• ENTRIES PROVIDED:
-.-.-

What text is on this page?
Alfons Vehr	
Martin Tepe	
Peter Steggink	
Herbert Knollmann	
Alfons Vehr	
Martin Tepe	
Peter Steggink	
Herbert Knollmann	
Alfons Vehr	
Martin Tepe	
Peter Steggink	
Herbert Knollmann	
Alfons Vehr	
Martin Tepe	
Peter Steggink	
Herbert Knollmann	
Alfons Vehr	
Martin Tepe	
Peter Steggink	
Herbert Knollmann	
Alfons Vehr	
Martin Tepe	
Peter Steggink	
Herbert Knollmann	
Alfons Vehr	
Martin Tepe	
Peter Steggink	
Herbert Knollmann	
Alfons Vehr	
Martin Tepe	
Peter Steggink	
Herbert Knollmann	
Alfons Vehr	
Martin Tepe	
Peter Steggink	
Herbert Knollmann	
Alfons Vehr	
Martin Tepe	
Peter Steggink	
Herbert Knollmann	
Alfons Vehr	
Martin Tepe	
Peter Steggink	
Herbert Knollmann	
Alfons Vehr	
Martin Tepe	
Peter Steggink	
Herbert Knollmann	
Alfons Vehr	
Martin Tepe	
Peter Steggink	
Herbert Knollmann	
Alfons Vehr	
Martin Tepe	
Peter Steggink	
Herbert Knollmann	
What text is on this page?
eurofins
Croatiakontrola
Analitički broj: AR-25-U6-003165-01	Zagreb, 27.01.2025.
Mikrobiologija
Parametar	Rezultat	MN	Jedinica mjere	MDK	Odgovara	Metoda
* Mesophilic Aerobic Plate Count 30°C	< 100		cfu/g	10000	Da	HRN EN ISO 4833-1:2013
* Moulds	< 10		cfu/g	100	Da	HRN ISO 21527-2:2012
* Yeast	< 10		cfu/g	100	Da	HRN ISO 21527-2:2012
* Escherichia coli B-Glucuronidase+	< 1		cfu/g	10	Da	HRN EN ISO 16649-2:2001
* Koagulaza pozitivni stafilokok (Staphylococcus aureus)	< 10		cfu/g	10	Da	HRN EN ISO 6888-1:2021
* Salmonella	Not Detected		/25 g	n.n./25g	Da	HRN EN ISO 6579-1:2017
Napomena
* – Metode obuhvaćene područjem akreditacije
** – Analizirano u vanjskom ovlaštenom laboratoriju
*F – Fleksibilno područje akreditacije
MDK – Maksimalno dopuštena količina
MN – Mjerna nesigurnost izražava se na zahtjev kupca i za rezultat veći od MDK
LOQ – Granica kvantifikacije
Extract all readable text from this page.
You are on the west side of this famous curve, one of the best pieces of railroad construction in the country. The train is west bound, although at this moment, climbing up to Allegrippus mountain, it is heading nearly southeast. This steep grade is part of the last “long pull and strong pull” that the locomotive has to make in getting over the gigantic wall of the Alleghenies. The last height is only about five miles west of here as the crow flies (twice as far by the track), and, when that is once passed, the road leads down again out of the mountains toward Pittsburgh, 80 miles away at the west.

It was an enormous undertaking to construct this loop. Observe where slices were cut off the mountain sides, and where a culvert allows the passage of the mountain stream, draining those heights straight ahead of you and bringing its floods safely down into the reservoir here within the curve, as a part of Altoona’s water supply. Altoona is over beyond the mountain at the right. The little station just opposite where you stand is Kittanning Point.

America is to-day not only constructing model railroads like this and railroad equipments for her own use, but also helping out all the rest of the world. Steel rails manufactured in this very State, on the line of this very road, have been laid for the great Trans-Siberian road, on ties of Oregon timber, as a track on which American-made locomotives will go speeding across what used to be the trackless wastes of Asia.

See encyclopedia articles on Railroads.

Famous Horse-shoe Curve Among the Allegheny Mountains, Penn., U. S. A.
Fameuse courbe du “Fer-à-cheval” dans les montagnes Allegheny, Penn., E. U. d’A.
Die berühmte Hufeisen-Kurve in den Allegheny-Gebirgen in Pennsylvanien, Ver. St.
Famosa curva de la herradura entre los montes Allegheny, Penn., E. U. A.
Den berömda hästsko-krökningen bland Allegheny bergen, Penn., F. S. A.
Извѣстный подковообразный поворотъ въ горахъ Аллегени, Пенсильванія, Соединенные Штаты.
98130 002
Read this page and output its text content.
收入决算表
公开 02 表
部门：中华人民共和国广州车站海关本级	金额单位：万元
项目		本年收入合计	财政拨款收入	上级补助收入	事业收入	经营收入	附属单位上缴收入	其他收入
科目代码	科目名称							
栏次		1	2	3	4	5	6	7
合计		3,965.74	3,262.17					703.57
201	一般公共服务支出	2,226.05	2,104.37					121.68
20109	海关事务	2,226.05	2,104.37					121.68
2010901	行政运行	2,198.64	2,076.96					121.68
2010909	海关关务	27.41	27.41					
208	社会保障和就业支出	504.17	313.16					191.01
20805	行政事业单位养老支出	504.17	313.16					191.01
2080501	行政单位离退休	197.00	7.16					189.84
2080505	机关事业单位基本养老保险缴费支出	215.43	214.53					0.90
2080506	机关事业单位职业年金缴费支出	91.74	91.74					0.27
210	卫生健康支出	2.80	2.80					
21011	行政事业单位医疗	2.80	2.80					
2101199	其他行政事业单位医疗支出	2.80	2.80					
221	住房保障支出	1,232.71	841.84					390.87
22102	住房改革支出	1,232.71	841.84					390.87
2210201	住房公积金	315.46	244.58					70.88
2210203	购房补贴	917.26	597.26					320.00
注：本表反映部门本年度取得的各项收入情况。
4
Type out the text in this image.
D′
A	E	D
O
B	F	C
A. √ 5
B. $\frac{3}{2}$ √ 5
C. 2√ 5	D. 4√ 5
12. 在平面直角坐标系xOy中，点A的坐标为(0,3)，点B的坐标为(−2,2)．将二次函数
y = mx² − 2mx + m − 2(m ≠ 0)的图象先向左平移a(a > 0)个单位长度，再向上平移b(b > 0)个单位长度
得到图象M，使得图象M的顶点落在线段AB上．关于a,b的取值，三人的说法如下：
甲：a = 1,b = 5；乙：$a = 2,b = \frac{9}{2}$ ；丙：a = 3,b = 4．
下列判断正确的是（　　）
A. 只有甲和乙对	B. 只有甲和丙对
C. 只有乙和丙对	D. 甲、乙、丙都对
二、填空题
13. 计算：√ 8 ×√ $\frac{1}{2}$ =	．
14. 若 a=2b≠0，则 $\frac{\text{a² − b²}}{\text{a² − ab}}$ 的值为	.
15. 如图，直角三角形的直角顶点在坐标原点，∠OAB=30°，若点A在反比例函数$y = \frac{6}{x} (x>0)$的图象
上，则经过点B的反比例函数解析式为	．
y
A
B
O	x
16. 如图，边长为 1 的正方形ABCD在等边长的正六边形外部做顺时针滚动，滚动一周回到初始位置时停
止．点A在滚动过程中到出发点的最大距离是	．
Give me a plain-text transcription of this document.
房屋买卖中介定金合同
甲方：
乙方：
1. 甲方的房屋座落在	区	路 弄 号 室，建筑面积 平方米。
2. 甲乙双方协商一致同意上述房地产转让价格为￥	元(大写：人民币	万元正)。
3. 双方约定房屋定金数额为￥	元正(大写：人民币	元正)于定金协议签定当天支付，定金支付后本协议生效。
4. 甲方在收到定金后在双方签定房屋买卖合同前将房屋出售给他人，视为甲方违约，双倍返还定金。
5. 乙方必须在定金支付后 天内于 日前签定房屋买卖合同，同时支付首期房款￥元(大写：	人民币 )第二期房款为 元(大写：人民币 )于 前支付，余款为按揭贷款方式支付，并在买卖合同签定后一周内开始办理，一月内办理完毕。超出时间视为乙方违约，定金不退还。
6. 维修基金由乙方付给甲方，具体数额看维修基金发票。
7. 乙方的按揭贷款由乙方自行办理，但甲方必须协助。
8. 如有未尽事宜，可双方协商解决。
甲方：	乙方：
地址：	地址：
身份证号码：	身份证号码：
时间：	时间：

-.-.-

• DIRECTIVE:
Locate the lines above that hold the word "frac". Show every one of them.

• RIGHT ANSWER:
B. $\frac{3}{2}$ √ 5
甲：a = 1,b = 5；乙：$a = 2,b = \frac{9}{2}$ ；丙：a = 3,b = 4．
13. 计算：√ 8 ×√ $\frac{1}{2}$ =	．
14. 若 a=2b≠0，则 $\frac{\text{a² − b²}}{\text{a² − ab}}$ 的值为	.
15. 如图，直角三角形的直角顶点在坐标原点，∠OAB=30°，若点A在反比例函数$y = \frac{6}{x} (x>0)$的图象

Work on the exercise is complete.